**STATED GOAL**
Write out the whole of the material exactly.
━━━━━━
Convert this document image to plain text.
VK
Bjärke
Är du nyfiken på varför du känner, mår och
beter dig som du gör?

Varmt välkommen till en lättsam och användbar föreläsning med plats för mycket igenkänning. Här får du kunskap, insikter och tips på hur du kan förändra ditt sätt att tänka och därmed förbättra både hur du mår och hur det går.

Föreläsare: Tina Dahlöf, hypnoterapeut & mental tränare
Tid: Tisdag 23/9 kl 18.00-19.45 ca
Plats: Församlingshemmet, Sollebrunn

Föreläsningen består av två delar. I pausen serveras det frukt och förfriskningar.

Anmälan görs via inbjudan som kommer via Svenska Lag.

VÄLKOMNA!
━━━━━━
**SOLUTION TO THIS PROBLEM**
Convert this document image to plain text.
VK
Bjärke
Är du nyfiken på varför du känner, mår och
beter dig som du gör?

Varmt välkommen till en lättsam och användbar föreläsning med plats för mycket igenkänning. Här får du kunskap, insikter och tips på hur du kan förändra ditt sätt att tänka och därmed förbättra både hur du mår och hur det går.

Föreläsare: Tina Dahlöf, hypnoterapeut & mental tränare
Tid: Tisdag 23/9 kl 18.00-19.45 ca
Plats: Församlingshemmet, Sollebrunn

Föreläsningen består av två delar. I pausen serveras det frukt och förfriskningar.

Anmälan görs via inbjudan som kommer via Svenska Lag.

VÄLKOMNA!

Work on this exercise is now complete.